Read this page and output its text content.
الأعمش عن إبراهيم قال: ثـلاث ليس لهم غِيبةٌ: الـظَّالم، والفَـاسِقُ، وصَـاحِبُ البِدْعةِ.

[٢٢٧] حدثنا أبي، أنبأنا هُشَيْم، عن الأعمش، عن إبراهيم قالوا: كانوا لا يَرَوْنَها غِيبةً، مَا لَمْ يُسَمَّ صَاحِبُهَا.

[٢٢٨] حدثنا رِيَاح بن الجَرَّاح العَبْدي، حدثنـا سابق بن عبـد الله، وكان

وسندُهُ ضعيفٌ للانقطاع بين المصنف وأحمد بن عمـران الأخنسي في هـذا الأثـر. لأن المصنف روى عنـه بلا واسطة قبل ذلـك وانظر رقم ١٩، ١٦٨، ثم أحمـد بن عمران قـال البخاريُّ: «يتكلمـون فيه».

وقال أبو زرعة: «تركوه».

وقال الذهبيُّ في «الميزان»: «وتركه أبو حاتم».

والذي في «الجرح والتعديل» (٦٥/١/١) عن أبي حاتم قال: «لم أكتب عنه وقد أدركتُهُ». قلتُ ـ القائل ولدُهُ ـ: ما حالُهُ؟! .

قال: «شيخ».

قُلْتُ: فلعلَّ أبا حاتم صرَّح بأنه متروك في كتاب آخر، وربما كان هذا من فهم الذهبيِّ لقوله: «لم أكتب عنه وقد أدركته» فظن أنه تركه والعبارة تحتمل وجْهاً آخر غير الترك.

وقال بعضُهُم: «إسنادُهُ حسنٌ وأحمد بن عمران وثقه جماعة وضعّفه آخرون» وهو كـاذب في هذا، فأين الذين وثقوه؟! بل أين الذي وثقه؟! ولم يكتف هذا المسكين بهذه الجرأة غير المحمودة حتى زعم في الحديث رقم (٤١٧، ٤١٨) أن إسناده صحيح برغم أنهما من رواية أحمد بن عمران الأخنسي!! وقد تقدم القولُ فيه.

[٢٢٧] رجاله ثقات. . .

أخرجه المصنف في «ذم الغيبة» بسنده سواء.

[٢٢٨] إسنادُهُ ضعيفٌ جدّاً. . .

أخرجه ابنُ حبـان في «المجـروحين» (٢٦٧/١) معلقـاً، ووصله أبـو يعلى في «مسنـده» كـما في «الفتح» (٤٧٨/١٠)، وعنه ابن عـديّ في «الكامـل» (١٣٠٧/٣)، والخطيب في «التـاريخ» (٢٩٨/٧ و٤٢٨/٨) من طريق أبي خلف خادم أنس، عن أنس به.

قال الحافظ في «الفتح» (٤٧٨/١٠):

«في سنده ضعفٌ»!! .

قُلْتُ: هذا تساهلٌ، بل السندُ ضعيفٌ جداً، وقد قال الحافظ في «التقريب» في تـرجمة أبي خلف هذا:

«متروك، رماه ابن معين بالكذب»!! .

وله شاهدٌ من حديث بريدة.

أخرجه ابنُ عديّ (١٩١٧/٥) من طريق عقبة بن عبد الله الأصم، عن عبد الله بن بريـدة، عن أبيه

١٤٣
★ ★ ★
Where a line above contains the word "المصنف", copy that line.

**REPLY TO THE TASK**
وسندُهُ ضعيفٌ للانقطاع بين المصنف وأحمد بن عمـران الأخنسي في هـذا الأثـر. لأن المصنف روى عنـه بلا واسطة قبل ذلـك وانظر رقم ١٩، ١٦٨، ثم أحمـد بن عمران قـال البخاريُّ: «يتكلمـون فيه».
أخرجه المصنف في «ذم الغيبة» بسنده سواء.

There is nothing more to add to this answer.